**Available data**:
------------
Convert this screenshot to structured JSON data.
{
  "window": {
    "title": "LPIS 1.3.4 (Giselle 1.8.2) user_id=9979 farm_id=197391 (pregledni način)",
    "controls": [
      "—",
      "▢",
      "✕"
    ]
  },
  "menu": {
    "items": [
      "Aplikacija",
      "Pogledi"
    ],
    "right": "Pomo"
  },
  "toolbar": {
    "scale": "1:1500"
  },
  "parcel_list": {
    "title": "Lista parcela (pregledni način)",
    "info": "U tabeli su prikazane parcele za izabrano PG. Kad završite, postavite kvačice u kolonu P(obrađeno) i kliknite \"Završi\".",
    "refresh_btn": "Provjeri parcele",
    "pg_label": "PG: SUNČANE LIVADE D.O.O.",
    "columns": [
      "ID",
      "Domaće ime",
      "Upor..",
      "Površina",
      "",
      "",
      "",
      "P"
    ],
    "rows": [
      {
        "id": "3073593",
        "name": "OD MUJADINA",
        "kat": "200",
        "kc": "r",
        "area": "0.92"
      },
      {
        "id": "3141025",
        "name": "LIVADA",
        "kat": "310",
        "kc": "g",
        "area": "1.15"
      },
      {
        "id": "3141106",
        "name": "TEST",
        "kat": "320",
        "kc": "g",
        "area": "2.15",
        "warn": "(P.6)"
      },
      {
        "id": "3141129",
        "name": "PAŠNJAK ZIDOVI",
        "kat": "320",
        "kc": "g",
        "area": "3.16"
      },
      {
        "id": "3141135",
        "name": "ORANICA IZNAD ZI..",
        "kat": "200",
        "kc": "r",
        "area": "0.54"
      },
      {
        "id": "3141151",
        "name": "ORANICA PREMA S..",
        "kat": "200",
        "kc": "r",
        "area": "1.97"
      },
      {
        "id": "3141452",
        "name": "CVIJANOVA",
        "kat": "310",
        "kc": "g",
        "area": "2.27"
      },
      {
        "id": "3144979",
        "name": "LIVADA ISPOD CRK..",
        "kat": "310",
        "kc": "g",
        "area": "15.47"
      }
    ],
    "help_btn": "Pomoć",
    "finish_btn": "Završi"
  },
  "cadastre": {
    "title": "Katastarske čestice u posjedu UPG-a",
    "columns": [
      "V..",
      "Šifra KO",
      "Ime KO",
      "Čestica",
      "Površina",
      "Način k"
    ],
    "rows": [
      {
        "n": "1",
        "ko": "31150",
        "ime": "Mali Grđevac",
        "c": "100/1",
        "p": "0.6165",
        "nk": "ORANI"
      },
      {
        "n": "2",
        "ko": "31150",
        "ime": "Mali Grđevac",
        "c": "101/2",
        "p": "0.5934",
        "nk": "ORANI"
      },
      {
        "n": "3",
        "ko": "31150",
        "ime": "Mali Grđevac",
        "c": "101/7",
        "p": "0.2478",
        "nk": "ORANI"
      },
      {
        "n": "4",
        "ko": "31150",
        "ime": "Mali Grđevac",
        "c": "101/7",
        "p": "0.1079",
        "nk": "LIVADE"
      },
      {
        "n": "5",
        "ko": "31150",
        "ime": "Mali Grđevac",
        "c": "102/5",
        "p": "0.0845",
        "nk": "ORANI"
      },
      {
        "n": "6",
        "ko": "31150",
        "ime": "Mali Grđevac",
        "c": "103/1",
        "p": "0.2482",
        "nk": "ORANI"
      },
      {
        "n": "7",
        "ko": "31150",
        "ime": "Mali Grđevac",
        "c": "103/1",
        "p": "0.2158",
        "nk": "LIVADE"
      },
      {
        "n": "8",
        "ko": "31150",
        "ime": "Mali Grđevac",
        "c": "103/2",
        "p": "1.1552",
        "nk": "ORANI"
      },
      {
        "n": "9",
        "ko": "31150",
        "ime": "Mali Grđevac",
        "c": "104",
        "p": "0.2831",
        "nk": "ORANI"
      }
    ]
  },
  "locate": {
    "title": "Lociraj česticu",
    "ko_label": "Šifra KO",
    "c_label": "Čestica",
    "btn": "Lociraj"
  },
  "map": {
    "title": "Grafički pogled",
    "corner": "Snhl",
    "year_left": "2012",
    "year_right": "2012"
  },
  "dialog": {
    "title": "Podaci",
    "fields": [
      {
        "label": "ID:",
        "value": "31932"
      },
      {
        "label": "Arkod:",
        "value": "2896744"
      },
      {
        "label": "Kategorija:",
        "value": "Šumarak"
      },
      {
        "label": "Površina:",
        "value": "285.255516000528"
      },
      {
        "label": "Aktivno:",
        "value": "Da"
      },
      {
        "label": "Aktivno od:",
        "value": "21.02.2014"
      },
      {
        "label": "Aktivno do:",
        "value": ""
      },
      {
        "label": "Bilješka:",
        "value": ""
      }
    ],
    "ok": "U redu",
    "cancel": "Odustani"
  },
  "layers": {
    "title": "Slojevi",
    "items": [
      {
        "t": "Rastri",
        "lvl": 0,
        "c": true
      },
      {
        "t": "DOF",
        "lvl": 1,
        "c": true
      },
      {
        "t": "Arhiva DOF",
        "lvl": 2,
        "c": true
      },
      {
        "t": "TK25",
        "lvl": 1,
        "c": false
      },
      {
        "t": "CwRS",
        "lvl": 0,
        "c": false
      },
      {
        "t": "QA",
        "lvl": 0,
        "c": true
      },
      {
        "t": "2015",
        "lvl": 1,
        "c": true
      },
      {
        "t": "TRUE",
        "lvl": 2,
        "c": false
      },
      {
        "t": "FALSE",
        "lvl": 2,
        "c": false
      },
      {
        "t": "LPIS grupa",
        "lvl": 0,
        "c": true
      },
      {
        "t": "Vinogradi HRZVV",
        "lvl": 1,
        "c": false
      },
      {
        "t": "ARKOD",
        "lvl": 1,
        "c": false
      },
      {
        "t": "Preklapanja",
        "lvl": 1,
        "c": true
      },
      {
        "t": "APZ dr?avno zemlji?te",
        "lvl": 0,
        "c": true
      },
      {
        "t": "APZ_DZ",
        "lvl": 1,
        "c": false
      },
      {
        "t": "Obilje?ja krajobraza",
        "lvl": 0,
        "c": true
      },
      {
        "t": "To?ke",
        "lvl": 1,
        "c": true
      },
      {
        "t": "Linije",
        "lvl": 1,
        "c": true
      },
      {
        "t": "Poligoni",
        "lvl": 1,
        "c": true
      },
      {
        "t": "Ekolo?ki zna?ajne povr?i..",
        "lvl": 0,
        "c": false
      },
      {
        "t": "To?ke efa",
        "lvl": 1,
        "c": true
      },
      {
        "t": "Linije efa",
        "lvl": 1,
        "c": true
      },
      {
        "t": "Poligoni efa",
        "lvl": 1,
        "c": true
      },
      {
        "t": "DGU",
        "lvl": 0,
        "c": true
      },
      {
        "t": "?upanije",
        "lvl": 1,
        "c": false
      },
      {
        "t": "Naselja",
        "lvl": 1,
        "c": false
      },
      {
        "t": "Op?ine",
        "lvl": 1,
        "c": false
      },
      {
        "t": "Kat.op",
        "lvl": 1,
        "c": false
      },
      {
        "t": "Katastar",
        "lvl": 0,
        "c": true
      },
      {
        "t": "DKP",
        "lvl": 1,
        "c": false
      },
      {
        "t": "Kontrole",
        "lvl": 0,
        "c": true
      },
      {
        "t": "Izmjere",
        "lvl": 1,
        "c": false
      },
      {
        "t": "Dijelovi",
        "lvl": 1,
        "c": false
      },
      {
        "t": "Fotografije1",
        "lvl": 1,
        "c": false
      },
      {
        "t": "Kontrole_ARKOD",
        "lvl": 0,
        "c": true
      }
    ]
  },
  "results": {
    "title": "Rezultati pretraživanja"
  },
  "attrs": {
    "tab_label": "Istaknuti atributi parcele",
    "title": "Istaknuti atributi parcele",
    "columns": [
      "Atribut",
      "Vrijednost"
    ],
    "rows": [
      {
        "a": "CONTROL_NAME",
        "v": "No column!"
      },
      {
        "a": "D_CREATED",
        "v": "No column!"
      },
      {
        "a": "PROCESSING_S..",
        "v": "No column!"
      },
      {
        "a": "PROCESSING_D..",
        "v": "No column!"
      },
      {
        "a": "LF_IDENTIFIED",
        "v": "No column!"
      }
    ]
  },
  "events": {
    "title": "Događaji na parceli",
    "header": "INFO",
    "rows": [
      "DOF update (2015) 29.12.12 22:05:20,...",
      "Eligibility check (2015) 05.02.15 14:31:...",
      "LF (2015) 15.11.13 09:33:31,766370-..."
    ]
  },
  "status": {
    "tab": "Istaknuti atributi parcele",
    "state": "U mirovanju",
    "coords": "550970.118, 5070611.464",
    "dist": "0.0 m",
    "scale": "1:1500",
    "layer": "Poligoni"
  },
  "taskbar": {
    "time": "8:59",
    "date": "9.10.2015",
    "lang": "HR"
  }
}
------------
**What you should do**: Find all lines with "pregledni" in them and copy each one.

**Finished task**:
    "title": "LPIS 1.3.4 (Giselle 1.8.2) user_id=9979 farm_id=197391 (pregledni način)",
    "title": "Lista parcela (pregledni način)",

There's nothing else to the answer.